Extract word for word the part of the data that opens with the line containing "- staticText: 血氧: [390, 111, 492, 173]" and closes with the line containing "- staticText: 00:00: [40, 1214, 152, 1272]", with both of those lines included.

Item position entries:
######

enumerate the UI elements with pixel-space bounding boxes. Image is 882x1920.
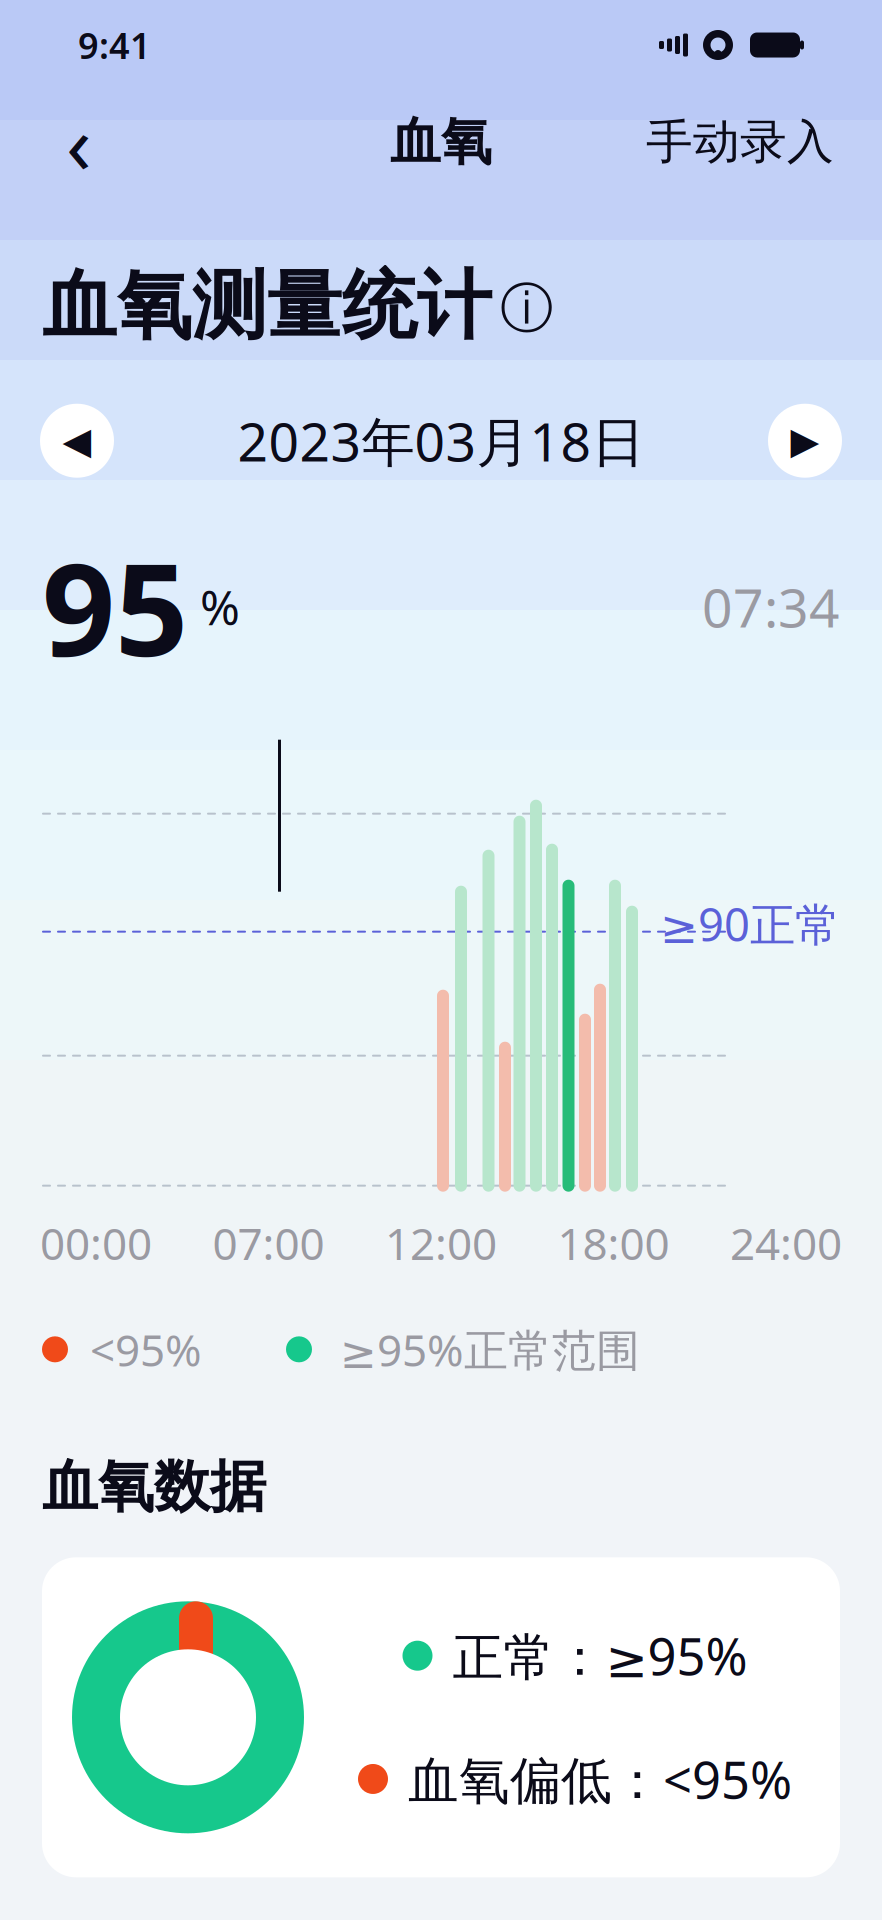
- staticText: 血氧: [390, 111, 492, 173]
- button[interactable]: 返回: [44, 102, 114, 182]
- staticText: <95%: [68, 1320, 202, 1378]
- staticText: 24:00: [730, 1214, 842, 1272]
- staticText: 手动录入: [646, 113, 834, 171]
- staticText: 9:41: [78, 21, 151, 69]
- staticText: 95: [42, 522, 188, 692]
- staticText: ▶: [790, 420, 820, 462]
- staticText: 正常：≥95%: [452, 1622, 748, 1689]
- button[interactable]: 说明: [500, 270, 553, 342]
- button[interactable]: 后一天: [768, 404, 842, 478]
- staticText: ⓘ: [500, 276, 553, 342]
- staticText: %: [188, 575, 240, 638]
- button[interactable]: 前一天: [40, 404, 114, 478]
- staticText: 2023年03月18日: [238, 405, 644, 476]
- staticText: 血氧数据: [42, 1452, 266, 1521]
- staticText: ‹: [66, 87, 92, 197]
- staticText: 18:00: [558, 1214, 670, 1272]
- button[interactable]: 手动录入: [642, 103, 838, 181]
- staticText: 12:00: [385, 1214, 497, 1272]
- staticText: ◀: [62, 420, 92, 462]
- staticText: 00:00: [40, 1214, 152, 1272]
- staticText: 血氧测量统计: [42, 260, 492, 352]
- staticText: 07:34: [702, 571, 840, 642]
- staticText: 07:00: [212, 1214, 324, 1272]
- staticText: ≥90正常: [660, 894, 840, 954]
- staticText: ≥95%正常范围: [312, 1320, 640, 1378]
- staticText: 血氧偏低：<95%: [408, 1745, 792, 1813]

######

Solved exercise:
- staticText: 血氧: [390, 111, 492, 173]
- button[interactable]: 返回: [44, 102, 114, 182]
- staticText: <95%: [68, 1320, 202, 1378]
- staticText: 24:00: [730, 1214, 842, 1272]
- staticText: 手动录入: [646, 113, 834, 171]
- staticText: 9:41: [78, 21, 151, 69]
- staticText: 95: [42, 522, 188, 692]
- staticText: ▶: [790, 420, 820, 462]
- staticText: 正常：≥95%: [452, 1622, 748, 1689]
- button[interactable]: 说明: [500, 270, 553, 342]
- button[interactable]: 后一天: [768, 404, 842, 478]
- staticText: ⓘ: [500, 276, 553, 342]
- staticText: %: [188, 575, 240, 638]
- button[interactable]: 前一天: [40, 404, 114, 478]
- staticText: 2023年03月18日: [238, 405, 644, 476]
- staticText: 血氧数据: [42, 1452, 266, 1521]
- staticText: ‹: [66, 87, 92, 197]
- staticText: 18:00: [558, 1214, 670, 1272]
- button[interactable]: 手动录入: [642, 103, 838, 181]
- staticText: 12:00: [385, 1214, 497, 1272]
- staticText: ◀: [62, 420, 92, 462]
- staticText: 00:00: [40, 1214, 152, 1272]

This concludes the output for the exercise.